§ What you should do
Locate all lines with the word "cyclist". Copy them.

§ Data extract
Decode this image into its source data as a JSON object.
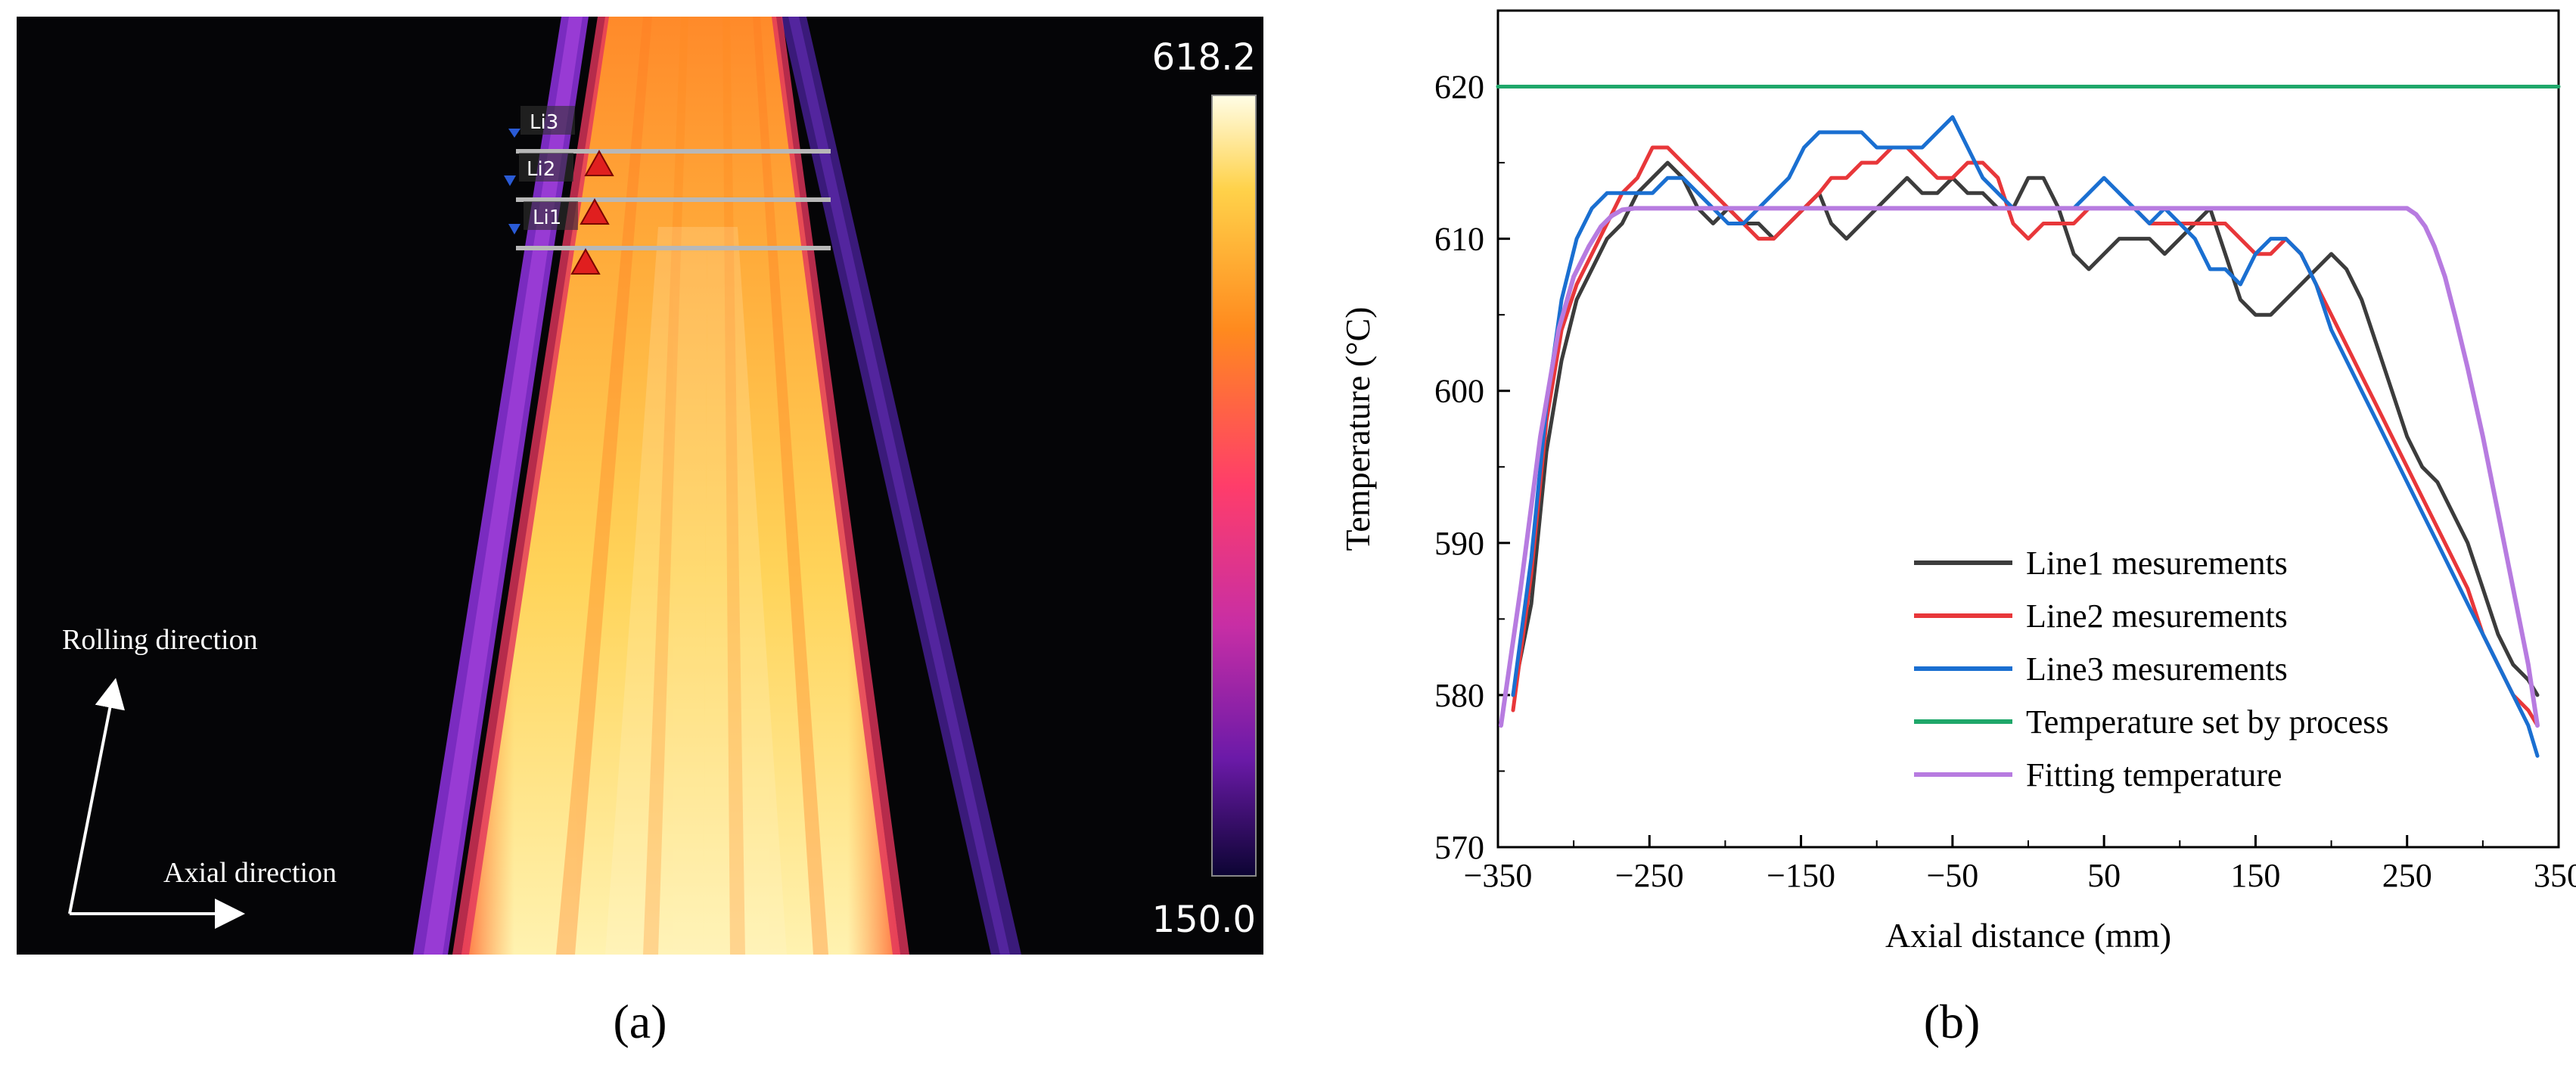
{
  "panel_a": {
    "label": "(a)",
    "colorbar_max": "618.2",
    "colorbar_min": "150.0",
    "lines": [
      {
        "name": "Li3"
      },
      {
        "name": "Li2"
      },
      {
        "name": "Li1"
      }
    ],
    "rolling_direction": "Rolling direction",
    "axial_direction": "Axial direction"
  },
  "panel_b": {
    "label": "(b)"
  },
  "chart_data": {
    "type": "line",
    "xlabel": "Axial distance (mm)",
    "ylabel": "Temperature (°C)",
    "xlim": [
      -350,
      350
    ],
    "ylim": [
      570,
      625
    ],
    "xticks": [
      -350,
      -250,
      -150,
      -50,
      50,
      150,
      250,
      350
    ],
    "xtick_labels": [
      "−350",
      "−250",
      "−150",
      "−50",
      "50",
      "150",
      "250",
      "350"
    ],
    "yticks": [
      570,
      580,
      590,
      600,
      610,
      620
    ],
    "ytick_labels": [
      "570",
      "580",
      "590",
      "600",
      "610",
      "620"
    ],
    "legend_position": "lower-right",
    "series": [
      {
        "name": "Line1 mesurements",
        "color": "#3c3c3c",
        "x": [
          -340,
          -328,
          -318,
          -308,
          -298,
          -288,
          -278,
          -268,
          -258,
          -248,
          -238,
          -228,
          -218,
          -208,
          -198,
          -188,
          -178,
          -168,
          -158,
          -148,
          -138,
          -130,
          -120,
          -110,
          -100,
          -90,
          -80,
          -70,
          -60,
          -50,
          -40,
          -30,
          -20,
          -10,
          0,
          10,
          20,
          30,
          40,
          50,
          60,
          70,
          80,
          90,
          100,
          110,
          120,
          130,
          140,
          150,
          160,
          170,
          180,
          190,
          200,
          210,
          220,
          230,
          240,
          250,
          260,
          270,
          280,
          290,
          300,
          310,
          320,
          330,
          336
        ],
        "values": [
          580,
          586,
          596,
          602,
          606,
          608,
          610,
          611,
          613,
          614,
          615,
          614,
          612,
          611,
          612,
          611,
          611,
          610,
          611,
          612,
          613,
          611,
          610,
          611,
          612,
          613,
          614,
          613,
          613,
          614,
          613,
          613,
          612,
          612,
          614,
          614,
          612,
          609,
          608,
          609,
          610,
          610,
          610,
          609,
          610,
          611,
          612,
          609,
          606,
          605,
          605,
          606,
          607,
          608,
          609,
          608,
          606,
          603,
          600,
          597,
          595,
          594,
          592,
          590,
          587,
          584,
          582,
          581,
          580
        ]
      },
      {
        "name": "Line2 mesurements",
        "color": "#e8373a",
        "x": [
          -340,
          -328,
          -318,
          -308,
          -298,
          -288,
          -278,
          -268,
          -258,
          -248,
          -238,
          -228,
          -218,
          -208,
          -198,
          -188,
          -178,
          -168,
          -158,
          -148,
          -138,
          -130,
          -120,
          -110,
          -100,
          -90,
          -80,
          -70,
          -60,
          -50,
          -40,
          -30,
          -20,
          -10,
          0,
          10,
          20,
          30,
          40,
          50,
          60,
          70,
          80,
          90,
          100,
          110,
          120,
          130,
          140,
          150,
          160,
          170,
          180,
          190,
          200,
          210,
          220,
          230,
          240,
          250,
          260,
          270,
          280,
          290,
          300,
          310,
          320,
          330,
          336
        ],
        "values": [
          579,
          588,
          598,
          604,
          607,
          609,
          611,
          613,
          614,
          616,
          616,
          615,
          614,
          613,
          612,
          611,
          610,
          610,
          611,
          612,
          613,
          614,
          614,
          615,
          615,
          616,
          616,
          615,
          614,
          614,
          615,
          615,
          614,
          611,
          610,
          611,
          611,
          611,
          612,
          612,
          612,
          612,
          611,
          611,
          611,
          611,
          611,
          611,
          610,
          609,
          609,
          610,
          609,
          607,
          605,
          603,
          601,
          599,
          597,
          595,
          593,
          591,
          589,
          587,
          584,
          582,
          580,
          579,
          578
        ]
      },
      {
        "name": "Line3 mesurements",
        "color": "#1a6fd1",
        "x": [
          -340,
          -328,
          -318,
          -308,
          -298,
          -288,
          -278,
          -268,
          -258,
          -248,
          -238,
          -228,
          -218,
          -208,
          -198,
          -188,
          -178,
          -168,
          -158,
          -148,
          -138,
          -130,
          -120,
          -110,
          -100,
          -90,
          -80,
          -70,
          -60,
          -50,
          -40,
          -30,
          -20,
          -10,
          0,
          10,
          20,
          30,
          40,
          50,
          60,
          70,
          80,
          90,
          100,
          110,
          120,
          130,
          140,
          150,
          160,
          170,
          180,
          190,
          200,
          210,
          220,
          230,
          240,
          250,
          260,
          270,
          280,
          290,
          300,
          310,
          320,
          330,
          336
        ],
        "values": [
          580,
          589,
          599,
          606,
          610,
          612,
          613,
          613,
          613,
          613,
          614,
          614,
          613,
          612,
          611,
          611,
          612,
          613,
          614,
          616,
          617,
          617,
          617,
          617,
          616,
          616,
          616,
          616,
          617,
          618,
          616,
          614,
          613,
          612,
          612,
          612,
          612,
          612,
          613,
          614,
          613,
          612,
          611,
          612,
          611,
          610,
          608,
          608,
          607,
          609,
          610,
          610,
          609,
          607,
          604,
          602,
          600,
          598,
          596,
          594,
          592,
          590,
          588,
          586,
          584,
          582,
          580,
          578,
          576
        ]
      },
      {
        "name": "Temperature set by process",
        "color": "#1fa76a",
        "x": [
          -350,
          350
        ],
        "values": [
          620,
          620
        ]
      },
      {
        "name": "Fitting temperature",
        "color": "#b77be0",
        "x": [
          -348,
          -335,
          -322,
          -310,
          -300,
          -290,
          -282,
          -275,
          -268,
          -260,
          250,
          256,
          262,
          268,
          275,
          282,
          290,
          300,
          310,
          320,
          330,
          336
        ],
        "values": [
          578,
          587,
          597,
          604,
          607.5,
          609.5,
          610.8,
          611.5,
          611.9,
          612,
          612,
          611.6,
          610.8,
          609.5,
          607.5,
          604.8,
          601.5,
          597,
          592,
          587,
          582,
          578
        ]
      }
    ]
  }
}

---

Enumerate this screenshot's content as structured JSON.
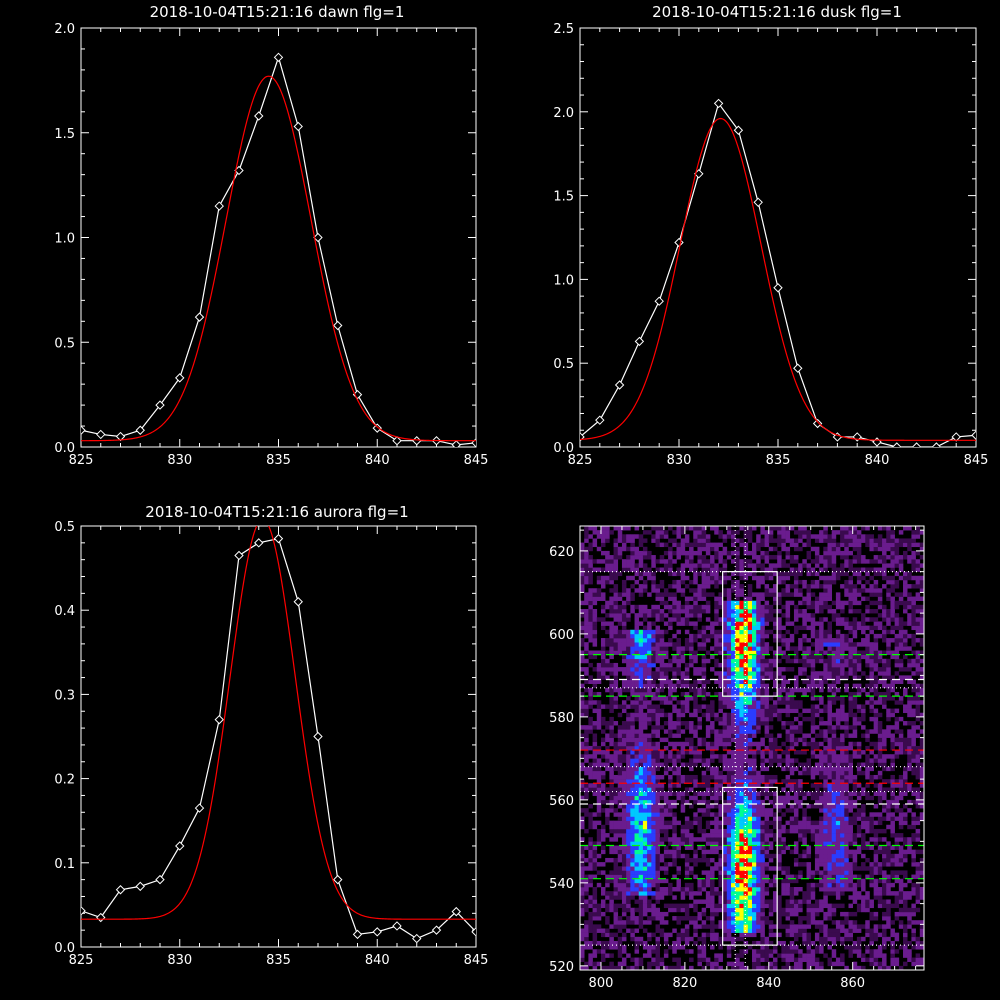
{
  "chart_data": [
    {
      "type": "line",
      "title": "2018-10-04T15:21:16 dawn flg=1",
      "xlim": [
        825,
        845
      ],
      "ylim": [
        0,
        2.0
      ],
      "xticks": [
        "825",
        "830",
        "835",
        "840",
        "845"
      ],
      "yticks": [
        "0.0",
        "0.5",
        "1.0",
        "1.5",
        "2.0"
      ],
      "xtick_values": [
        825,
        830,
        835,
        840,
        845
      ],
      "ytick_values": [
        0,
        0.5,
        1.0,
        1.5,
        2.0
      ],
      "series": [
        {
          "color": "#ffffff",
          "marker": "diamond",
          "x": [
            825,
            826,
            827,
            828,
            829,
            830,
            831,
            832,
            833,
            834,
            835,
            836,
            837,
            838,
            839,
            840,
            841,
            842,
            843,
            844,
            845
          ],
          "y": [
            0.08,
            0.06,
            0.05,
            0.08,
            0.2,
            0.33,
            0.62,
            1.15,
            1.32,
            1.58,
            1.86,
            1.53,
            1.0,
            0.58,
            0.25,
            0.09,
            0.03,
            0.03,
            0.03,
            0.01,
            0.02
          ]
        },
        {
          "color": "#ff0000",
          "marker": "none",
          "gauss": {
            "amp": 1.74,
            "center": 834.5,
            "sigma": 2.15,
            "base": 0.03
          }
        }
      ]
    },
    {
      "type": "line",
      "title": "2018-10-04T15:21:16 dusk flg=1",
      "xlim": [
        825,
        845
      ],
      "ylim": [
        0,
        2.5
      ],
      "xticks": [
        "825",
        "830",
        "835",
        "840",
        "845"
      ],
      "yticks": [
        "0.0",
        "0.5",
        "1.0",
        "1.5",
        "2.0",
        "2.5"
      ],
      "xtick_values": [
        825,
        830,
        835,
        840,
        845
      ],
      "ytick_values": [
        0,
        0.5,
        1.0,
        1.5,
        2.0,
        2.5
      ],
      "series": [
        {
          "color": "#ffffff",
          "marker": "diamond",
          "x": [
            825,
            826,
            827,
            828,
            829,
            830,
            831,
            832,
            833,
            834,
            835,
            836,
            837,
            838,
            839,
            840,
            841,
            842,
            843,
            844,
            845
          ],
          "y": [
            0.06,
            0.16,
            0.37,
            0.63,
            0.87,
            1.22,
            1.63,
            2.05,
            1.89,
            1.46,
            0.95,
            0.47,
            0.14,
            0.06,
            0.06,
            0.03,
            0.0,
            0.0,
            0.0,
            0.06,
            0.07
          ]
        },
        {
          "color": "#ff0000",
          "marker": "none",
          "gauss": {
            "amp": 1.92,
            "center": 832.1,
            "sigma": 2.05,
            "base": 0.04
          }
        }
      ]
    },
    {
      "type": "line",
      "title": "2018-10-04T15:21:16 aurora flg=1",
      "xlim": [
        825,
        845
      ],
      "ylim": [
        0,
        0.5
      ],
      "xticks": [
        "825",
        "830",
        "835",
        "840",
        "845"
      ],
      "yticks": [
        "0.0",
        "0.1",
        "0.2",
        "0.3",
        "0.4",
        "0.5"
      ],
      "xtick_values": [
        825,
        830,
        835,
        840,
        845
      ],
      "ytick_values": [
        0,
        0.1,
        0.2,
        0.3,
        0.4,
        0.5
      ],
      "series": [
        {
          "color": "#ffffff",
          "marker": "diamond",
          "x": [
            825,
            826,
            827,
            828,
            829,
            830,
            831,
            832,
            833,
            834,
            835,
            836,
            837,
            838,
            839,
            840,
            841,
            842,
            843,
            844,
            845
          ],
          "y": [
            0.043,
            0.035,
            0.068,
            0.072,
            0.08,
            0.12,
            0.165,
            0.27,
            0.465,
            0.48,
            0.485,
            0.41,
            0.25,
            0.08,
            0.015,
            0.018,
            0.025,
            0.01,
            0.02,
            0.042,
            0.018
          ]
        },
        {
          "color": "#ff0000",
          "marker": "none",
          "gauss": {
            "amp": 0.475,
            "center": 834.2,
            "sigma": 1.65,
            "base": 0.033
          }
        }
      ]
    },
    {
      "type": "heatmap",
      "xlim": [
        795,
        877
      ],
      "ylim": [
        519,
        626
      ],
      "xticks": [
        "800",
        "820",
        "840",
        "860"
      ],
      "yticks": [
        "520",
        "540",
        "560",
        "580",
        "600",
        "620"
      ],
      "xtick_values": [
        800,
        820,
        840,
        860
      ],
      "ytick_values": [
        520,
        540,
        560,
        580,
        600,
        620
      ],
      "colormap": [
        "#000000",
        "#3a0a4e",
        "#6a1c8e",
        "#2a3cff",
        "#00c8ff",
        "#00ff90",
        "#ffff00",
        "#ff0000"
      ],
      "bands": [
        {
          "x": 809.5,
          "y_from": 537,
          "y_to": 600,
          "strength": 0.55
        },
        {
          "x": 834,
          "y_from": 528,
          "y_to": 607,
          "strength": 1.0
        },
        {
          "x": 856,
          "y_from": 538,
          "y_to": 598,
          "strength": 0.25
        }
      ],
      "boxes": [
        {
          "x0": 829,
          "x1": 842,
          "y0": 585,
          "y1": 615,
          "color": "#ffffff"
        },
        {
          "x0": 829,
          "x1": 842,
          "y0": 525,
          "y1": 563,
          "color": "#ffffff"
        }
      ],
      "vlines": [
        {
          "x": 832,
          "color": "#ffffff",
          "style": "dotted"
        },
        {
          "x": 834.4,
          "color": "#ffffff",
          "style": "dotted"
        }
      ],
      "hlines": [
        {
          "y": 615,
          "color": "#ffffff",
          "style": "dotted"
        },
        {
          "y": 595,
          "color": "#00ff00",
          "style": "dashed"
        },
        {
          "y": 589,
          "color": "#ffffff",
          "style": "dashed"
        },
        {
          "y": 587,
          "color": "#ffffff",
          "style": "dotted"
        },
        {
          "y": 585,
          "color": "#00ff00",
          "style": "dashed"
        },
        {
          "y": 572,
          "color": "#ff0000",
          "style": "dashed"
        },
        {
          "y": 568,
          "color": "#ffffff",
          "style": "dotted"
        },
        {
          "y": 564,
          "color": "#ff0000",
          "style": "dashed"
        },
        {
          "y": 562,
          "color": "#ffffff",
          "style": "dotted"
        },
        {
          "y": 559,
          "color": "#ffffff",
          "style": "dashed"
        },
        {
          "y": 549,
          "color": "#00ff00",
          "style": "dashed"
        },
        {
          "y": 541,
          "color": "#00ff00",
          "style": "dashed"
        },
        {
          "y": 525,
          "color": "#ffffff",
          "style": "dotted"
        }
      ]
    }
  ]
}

* * *

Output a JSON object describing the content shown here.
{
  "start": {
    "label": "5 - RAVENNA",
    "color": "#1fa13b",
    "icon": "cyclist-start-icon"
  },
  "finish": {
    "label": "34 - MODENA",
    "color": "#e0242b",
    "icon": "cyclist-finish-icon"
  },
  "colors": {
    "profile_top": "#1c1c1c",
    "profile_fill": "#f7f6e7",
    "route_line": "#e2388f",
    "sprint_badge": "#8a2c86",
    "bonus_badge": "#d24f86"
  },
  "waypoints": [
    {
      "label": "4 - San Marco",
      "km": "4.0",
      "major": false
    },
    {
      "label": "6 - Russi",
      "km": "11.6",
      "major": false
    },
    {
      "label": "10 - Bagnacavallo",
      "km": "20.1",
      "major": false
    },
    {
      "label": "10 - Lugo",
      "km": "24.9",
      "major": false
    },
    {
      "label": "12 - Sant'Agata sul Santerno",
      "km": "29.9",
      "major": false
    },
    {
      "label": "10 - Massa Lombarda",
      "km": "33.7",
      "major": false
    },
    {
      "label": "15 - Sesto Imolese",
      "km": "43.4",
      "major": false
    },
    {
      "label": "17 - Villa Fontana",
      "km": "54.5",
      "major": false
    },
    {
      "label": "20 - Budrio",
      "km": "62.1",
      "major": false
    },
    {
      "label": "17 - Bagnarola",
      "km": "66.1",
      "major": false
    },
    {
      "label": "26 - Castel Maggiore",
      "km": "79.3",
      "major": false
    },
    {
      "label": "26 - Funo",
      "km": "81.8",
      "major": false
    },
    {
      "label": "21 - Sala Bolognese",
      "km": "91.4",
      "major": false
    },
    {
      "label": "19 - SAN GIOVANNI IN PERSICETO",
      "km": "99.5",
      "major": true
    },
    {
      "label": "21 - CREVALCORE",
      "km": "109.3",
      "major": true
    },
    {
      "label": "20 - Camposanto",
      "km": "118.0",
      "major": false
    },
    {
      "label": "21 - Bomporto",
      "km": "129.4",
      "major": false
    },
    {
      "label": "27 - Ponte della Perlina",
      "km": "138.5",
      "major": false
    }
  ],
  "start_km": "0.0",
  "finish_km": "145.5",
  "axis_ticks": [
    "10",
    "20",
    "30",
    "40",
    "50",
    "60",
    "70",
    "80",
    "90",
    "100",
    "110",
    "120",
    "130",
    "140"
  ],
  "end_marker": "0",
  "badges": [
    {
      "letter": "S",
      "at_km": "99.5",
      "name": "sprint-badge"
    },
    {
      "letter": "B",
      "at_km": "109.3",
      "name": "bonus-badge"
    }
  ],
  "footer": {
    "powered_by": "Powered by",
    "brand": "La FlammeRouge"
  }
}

§ Complete output
    "icon": "cyclist-start-icon"
    "icon": "cyclist-finish-icon"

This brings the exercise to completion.